__Short task__.
Present the listing below as a numbered list, starting with its first line and going on through the line that contains "1565, 546, 1566]", and leave out any blank lines.

--- Entries shown ---

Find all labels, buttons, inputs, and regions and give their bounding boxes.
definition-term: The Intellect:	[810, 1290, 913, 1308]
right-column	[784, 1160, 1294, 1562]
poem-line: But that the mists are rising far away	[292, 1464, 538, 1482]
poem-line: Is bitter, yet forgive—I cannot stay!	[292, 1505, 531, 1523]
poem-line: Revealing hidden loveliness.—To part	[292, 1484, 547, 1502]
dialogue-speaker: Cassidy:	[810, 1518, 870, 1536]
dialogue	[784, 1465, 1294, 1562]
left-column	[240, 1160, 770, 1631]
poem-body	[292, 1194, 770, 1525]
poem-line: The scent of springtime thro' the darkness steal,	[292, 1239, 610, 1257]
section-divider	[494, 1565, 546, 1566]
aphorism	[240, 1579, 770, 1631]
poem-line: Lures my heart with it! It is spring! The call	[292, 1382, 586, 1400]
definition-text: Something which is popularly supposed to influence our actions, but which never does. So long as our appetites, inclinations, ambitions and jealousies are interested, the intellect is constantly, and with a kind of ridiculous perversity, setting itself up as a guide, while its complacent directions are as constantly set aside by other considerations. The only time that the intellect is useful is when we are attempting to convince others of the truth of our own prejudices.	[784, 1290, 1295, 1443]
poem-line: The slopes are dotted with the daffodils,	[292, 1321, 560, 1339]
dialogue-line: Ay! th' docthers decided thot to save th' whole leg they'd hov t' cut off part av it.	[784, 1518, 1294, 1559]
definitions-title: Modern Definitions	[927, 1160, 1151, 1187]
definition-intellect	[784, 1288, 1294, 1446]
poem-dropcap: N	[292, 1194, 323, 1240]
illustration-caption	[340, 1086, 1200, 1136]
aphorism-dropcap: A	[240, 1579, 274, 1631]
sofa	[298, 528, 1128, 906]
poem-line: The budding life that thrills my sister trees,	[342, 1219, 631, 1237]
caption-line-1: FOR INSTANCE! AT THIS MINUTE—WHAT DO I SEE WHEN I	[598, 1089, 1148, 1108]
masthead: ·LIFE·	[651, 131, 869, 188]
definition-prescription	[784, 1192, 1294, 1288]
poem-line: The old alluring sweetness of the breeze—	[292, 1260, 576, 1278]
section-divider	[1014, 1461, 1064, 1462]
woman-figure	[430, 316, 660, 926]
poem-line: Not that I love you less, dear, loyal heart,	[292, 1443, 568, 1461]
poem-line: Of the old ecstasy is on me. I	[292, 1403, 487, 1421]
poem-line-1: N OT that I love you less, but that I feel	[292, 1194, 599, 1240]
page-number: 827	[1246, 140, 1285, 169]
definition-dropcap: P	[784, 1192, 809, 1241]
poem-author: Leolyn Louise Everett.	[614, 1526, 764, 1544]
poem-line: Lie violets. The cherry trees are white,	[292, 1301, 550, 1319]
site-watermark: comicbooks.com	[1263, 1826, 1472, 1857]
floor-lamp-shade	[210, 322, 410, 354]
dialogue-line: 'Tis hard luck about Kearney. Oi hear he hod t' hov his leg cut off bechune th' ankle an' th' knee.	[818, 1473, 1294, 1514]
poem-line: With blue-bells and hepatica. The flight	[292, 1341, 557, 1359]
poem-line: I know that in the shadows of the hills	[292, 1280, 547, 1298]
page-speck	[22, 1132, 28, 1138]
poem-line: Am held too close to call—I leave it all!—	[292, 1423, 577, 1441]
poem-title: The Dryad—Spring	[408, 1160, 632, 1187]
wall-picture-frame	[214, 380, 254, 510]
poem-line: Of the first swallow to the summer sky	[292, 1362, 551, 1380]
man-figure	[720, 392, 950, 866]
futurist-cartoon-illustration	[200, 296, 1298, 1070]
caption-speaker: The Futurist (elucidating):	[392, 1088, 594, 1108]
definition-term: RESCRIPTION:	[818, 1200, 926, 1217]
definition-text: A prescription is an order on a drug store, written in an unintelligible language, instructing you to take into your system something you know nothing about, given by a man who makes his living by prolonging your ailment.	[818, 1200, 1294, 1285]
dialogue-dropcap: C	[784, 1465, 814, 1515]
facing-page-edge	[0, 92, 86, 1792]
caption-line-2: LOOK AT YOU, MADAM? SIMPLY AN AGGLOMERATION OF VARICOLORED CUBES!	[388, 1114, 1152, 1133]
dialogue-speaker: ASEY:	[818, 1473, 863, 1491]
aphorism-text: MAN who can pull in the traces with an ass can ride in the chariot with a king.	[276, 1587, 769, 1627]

---

__Solution to this task__.
1. Find all labels, buttons, inputs, and regions and give their bounding boxes.
2. definition-term: The Intellect:	[810, 1290, 913, 1308]
3. right-column	[784, 1160, 1294, 1562]
4. poem-line: But that the mists are rising far away	[292, 1464, 538, 1482]
5. poem-line: Is bitter, yet forgive—I cannot stay!	[292, 1505, 531, 1523]
6. poem-line: Revealing hidden loveliness.—To part	[292, 1484, 547, 1502]
7. dialogue-speaker: Cassidy:	[810, 1518, 870, 1536]
8. dialogue	[784, 1465, 1294, 1562]
9. left-column	[240, 1160, 770, 1631]
10. poem-body	[292, 1194, 770, 1525]
11. poem-line: The scent of springtime thro' the darkness steal,	[292, 1239, 610, 1257]
12. section-divider	[494, 1565, 546, 1566]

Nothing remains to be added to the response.